→ GOAL: Output the data that follows exactly, line for line.

→ DATASET ROWS:
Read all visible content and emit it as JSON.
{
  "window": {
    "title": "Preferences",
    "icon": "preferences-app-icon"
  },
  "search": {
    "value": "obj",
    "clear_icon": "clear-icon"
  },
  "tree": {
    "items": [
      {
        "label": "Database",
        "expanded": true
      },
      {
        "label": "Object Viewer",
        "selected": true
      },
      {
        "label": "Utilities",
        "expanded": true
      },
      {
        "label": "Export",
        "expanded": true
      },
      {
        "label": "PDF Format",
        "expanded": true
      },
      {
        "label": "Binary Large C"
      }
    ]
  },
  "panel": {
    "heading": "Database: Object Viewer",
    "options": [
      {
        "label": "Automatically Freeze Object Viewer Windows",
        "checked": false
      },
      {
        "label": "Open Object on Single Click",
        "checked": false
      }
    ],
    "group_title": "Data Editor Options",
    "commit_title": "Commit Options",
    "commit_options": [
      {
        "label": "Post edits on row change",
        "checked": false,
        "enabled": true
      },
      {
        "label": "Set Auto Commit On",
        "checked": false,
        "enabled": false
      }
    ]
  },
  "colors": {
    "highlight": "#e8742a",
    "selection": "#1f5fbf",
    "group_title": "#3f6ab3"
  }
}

→ THE RESPONSE:
Read all visible content and emit it as JSON.
{
  "window": {
    "title": "Preferences",
    "icon": "preferences-app-icon"
  },
  "search": {
    "value": "obj",
    "clear_icon": "clear-icon"
  },
  "tree": {
    "items": [
      {
        "label": "Database",
        "expanded": true
      },
      {
        "label": "Object Viewer",
        "selected": true
      },
      {
        "label": "Utilities",
        "expanded": true
      },
      {
        "label": "Export",
        "expanded": true
      },
      {
        "label": "PDF Format",
        "expanded": true
      },
      {
        "label": "Binary Large C"
      }
    ]
  },
  "panel": {
    "heading": "Database: Object Viewer",
    "options": [
      {
        "label": "Automatically Freeze Object Viewer Windows",
        "checked": false
      },
      {
        "label": "Open Object on Single Click",
        "checked": false
      }
    ],
    "group_title": "Data Editor Options",
    "commit_title": "Commit Options",
    "commit_options": [
      {
        "label": "Post edits on row change",
        "checked": false,
        "enabled": true
      },
      {
        "label": "Set Auto Commit On",
        "checked": false,
        "enabled": false
      }
    ]
  },
  "colors": {
    "highlight": "#e8742a",
    "selection": "#1f5fbf",
    "group_title": "#3f6ab3"
  }
}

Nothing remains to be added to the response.